(Items from a data source)
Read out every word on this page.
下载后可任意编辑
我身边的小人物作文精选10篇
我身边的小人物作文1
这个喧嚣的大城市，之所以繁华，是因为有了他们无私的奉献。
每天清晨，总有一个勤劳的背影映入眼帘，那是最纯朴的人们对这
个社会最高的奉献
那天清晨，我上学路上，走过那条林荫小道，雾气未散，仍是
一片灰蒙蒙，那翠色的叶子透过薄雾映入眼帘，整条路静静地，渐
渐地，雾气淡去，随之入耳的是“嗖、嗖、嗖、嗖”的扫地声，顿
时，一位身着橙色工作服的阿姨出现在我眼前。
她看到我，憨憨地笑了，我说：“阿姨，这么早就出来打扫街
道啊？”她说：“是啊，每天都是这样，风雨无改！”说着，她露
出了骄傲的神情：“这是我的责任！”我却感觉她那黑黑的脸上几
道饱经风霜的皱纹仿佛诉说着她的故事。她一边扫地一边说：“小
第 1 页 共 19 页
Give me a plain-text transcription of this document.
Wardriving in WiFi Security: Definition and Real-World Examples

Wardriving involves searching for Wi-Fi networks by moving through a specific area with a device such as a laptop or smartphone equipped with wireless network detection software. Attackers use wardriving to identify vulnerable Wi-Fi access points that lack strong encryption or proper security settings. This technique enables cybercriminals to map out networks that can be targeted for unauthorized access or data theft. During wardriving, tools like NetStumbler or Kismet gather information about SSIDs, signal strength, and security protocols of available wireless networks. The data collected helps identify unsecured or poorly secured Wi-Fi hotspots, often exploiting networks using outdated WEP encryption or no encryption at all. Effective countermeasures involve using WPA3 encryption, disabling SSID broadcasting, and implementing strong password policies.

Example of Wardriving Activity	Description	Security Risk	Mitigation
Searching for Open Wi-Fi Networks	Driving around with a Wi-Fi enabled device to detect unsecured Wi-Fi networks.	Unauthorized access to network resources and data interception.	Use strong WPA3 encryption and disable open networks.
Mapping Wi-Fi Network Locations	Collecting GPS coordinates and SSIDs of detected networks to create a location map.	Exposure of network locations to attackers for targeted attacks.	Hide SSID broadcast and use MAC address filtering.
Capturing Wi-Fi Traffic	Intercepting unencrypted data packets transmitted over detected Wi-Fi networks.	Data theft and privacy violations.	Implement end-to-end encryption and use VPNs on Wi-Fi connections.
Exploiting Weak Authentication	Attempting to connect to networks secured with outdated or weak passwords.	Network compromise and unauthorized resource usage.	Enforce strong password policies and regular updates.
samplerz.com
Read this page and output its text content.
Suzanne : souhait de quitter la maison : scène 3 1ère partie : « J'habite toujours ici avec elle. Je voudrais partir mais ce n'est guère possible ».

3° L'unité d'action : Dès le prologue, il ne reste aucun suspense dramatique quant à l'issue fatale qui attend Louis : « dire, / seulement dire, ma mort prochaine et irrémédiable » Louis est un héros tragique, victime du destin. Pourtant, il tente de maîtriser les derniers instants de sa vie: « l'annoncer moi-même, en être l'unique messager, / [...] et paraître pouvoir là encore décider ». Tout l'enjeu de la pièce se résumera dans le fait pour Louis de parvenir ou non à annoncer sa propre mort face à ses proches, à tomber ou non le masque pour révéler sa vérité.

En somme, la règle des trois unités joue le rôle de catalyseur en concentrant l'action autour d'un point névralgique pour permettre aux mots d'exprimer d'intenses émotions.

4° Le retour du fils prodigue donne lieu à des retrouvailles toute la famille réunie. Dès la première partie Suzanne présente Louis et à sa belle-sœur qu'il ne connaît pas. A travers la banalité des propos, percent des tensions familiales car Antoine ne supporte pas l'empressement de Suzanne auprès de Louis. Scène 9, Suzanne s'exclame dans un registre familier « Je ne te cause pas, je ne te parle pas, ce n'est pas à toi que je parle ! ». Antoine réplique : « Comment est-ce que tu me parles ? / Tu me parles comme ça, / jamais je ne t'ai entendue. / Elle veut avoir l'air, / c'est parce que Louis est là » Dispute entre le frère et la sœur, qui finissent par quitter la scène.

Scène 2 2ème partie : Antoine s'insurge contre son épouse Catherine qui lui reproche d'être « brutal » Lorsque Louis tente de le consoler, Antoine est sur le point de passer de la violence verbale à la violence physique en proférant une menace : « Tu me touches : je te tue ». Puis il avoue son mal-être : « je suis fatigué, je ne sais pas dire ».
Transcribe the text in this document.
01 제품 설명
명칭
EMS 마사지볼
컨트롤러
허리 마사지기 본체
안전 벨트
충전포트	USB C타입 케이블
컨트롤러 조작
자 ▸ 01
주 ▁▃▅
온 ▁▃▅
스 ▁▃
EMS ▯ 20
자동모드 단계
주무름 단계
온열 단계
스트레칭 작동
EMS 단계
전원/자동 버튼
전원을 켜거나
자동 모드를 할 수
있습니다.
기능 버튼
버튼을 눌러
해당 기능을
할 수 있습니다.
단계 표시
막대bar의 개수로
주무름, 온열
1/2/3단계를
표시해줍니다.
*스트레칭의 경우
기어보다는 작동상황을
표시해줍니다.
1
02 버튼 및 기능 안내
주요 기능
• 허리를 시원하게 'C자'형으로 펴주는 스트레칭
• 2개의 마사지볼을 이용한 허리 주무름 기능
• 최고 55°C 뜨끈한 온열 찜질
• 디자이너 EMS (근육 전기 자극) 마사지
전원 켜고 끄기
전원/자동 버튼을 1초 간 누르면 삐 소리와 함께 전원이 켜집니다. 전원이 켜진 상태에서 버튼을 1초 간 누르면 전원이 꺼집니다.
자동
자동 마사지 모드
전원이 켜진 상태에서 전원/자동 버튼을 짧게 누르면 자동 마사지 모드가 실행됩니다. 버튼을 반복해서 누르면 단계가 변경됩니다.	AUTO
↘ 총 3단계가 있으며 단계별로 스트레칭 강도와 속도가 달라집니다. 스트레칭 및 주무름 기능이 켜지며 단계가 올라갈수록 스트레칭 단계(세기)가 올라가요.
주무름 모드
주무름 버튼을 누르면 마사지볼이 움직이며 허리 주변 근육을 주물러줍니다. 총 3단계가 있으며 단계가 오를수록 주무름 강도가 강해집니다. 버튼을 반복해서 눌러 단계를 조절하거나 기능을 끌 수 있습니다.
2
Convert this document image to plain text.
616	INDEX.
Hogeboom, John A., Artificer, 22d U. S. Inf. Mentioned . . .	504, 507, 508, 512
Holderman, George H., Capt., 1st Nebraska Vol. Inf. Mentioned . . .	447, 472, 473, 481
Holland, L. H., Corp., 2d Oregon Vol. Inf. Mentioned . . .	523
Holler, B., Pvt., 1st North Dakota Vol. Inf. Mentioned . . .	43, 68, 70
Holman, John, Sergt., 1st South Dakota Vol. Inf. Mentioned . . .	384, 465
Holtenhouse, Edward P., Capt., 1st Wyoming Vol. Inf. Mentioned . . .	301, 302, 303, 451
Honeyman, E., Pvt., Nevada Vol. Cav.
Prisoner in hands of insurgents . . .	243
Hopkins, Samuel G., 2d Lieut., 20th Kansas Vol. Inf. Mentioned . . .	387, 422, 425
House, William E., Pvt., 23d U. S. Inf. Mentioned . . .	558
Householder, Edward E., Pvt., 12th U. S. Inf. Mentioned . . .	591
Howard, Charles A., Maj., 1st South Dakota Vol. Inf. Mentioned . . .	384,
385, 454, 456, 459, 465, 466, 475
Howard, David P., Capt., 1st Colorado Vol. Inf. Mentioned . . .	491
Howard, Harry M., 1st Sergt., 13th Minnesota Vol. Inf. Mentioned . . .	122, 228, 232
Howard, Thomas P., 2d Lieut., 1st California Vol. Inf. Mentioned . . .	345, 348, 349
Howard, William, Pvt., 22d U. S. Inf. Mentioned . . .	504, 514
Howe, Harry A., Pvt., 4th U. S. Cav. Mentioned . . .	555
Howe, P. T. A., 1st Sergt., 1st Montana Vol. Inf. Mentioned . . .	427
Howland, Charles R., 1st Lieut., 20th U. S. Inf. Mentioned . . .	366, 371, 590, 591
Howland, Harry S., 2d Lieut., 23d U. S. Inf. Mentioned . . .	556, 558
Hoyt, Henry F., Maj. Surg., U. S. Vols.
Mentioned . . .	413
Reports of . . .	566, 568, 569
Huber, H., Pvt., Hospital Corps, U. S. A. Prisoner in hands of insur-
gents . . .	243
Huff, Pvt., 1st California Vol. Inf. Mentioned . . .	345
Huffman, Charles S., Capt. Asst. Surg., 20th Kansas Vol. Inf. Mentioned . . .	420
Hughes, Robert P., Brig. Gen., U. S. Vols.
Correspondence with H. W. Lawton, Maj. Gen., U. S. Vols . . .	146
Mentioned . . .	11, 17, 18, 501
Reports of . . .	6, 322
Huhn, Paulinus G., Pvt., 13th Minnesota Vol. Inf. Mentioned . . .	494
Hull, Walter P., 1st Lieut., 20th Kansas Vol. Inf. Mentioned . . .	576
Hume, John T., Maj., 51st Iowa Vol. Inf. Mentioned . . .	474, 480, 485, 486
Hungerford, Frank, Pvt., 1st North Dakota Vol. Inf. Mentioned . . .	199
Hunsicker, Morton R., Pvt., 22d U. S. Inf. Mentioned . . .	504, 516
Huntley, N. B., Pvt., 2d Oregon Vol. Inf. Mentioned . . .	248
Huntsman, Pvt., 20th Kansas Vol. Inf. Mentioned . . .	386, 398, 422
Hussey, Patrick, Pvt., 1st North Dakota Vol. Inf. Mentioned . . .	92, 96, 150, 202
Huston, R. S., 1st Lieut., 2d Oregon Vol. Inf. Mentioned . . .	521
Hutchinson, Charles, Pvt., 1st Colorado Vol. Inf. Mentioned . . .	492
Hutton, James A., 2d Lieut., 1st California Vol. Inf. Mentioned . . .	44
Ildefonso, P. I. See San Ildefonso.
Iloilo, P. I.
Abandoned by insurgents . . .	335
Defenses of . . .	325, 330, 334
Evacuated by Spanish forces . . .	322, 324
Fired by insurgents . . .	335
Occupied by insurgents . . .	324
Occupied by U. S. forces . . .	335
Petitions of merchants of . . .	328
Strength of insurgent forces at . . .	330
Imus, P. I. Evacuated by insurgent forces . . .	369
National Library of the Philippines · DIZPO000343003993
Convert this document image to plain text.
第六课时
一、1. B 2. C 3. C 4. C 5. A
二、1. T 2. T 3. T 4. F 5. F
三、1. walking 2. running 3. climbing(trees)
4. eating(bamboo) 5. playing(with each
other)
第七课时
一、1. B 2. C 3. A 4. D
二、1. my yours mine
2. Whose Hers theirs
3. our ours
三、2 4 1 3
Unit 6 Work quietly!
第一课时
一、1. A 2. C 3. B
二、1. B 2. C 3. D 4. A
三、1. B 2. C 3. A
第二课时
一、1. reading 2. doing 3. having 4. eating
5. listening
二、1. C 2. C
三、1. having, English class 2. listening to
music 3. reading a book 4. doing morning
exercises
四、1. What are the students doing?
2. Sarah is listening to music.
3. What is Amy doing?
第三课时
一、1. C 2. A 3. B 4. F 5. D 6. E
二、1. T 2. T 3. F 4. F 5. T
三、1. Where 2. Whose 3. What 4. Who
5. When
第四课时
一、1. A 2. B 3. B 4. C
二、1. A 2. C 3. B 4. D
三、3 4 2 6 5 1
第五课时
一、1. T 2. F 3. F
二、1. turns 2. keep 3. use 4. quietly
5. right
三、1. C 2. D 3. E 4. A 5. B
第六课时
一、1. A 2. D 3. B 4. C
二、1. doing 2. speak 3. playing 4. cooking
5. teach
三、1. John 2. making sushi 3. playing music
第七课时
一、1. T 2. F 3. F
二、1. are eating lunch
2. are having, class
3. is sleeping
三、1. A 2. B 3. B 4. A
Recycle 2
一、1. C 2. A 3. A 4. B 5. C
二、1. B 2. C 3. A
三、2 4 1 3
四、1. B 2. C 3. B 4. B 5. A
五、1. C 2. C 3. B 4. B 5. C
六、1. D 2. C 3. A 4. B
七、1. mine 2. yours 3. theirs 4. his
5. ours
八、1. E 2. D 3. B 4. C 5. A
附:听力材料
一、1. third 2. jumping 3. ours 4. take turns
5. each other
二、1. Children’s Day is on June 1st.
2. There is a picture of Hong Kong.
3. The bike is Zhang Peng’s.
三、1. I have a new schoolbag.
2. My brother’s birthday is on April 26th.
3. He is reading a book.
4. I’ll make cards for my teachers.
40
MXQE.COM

GOAL OF THE EXERCISE:
Which lines contain the word "Howland"? Copy each of them.

WRITTEN ANSWER:
Howland, Charles R., 1st Lieut., 20th U. S. Inf. Mentioned . . .	366, 371, 590, 591
Howland, Harry S., 2d Lieut., 23d U. S. Inf. Mentioned . . .	556, 558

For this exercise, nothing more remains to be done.